## Task input
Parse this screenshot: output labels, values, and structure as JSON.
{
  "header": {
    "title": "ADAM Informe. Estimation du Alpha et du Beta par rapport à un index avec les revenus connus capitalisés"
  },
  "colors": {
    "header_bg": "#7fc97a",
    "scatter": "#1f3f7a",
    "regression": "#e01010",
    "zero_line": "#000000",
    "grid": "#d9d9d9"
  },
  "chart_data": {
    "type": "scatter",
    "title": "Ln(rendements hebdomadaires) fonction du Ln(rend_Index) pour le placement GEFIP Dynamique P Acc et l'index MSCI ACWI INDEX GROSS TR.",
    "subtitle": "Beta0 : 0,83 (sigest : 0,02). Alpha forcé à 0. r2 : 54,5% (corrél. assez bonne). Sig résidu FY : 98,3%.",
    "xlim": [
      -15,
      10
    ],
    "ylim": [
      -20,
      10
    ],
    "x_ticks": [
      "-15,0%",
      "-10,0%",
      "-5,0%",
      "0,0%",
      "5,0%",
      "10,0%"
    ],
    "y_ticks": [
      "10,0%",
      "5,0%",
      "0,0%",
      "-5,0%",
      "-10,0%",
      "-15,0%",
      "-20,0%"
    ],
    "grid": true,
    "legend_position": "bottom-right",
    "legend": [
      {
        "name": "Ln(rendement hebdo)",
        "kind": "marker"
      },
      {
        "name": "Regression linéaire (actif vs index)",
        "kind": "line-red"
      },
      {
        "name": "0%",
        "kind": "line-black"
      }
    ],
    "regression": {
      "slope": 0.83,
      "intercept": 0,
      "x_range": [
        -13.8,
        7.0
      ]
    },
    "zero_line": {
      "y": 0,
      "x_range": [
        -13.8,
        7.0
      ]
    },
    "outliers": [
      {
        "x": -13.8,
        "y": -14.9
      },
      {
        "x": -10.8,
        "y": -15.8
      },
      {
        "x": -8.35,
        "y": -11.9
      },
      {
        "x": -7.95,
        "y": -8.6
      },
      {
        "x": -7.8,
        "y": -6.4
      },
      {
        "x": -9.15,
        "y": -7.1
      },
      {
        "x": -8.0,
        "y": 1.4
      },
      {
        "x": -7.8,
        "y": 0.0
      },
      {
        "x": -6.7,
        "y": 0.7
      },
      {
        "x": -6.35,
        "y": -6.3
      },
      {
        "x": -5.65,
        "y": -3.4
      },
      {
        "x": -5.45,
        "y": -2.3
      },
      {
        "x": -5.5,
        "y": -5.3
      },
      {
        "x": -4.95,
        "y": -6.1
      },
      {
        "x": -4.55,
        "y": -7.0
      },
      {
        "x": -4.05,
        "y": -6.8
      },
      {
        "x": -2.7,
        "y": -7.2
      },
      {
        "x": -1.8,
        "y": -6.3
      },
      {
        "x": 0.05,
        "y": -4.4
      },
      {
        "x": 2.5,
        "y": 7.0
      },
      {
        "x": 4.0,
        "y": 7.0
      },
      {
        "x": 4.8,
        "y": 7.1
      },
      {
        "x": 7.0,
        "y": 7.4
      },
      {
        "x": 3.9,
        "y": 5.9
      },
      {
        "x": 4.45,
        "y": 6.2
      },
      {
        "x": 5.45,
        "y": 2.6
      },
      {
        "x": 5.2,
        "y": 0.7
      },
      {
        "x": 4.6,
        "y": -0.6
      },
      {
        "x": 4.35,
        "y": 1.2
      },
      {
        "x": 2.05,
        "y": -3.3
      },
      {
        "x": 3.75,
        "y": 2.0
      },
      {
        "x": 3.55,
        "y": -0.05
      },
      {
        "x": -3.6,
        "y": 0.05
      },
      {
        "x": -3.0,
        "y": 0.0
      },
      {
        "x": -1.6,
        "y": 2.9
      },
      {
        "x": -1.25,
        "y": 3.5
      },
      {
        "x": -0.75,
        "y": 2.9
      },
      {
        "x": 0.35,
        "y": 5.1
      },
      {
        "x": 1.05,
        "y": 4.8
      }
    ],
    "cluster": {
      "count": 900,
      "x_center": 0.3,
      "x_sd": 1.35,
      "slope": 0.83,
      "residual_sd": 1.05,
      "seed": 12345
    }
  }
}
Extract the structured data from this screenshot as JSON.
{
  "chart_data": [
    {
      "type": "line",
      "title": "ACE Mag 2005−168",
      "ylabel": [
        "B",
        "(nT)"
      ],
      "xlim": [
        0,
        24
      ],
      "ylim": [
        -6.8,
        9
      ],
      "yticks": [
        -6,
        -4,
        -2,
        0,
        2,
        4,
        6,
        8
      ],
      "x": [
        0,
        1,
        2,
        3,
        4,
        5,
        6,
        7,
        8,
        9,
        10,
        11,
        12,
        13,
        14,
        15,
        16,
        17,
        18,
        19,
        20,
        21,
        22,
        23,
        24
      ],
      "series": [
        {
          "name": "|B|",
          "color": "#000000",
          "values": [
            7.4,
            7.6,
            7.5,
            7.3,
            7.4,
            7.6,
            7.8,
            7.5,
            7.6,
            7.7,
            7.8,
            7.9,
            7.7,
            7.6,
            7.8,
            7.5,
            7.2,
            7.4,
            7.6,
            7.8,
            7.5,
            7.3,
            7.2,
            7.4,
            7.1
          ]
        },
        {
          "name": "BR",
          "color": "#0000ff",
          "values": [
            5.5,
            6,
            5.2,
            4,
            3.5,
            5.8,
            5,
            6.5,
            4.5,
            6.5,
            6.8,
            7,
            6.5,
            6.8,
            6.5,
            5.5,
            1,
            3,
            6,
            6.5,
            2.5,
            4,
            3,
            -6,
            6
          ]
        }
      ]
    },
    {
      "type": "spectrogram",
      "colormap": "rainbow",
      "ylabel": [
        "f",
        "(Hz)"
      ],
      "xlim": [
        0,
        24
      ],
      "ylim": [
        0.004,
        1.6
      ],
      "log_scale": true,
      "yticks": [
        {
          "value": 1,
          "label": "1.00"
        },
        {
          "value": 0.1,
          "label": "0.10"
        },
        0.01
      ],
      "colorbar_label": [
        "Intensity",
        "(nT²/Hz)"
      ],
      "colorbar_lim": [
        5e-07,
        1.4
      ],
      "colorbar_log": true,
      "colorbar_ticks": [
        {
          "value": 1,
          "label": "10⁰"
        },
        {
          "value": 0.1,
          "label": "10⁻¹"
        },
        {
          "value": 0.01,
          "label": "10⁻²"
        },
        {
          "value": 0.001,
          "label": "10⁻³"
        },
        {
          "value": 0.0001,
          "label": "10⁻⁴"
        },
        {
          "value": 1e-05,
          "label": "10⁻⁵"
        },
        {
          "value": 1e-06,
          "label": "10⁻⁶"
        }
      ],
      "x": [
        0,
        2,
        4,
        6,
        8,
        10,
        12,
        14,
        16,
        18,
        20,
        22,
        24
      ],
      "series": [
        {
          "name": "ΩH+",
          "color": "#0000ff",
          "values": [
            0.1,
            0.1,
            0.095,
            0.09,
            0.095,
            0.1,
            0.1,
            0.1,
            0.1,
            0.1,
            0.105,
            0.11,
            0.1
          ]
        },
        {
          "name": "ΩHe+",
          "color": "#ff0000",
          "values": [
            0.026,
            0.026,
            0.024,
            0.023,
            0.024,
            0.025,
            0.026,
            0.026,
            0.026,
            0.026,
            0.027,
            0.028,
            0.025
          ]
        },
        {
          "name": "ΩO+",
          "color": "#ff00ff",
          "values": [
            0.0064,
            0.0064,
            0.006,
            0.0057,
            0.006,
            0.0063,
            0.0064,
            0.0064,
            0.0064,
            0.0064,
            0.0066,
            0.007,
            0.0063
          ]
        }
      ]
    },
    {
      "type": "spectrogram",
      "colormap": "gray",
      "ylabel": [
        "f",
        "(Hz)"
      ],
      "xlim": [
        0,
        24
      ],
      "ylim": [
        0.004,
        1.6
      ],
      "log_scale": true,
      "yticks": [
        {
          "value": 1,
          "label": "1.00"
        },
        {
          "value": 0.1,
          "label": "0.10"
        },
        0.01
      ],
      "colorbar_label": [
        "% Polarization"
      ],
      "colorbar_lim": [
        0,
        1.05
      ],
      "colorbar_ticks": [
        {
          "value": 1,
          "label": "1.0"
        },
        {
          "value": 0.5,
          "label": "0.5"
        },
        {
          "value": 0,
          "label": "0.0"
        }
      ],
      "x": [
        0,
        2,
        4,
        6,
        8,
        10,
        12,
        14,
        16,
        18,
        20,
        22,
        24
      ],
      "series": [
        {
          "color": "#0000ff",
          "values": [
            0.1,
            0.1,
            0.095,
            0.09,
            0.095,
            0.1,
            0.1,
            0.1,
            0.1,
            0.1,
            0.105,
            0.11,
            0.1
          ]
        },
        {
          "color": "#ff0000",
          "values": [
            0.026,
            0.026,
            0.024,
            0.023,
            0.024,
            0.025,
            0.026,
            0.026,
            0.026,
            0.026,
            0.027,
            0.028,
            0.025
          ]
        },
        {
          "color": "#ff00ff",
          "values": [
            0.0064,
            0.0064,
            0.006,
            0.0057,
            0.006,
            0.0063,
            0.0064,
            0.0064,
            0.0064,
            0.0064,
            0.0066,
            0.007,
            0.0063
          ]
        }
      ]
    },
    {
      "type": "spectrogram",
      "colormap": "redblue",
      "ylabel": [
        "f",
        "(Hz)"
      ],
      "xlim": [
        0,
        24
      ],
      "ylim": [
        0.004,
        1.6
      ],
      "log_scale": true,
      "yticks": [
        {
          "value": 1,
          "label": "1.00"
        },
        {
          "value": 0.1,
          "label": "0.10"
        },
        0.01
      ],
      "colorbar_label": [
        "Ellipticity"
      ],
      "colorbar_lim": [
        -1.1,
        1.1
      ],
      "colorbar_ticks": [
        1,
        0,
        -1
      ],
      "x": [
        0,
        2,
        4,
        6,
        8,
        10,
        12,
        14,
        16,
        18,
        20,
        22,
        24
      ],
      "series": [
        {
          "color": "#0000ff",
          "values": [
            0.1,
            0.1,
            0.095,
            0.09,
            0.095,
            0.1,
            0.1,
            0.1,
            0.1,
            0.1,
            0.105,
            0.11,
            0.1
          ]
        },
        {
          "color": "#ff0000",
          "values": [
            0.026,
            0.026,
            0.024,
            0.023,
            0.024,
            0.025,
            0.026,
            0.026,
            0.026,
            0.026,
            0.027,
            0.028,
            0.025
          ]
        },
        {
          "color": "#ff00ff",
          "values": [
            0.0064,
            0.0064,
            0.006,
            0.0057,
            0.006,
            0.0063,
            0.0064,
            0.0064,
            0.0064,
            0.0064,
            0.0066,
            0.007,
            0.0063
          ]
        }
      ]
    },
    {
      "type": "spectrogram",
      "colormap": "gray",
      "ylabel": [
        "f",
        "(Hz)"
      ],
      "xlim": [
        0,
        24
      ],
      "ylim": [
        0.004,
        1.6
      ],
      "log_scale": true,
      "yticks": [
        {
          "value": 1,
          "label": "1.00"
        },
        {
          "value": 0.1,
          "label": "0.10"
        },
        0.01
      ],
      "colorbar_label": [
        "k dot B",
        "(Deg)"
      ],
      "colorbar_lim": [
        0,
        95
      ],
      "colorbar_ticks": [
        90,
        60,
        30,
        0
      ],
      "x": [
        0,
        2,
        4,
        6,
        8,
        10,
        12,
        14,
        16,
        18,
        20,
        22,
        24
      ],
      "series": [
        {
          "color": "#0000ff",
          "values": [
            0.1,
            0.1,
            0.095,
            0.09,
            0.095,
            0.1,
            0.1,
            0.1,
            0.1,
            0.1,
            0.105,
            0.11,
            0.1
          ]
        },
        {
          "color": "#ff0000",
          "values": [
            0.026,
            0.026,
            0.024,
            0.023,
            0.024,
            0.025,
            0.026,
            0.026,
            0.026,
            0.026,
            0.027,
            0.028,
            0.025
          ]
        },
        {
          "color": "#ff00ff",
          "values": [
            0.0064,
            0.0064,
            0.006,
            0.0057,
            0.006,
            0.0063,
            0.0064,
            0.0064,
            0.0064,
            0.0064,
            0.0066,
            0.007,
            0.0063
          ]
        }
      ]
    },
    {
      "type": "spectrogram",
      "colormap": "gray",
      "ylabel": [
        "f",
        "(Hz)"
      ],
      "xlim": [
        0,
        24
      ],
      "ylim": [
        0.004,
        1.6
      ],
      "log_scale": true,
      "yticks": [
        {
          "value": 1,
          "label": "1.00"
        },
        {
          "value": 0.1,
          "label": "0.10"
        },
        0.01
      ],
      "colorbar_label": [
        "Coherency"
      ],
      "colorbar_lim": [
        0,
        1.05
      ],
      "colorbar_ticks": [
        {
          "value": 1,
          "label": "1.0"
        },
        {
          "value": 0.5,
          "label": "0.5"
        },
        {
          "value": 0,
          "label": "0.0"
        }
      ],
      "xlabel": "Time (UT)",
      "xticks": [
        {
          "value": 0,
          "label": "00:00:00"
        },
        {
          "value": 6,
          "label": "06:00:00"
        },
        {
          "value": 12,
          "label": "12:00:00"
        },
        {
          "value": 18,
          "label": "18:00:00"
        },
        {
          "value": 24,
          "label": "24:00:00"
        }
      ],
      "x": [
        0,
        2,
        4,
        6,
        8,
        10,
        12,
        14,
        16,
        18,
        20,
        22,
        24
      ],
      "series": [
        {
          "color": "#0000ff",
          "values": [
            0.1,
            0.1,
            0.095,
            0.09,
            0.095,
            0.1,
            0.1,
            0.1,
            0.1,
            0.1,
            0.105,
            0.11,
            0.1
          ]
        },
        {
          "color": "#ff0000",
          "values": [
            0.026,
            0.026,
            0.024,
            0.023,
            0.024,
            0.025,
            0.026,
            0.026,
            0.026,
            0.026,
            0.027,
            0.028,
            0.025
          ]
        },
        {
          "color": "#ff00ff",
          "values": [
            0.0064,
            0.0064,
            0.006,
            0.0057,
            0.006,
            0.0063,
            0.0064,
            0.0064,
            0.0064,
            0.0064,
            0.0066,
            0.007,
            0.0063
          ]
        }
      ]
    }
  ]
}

## Set problem
Copy each line above that contains the word "name".

## Result
        "name": "Ln(rendement hebdo)",
        "name": "Regression linéaire (actif vs index)",
        "name": "0%",
          "name": "|B|",
          "name": "BR",
          "name": "ΩH+",
          "name": "ΩHe+",
          "name": "ΩO+",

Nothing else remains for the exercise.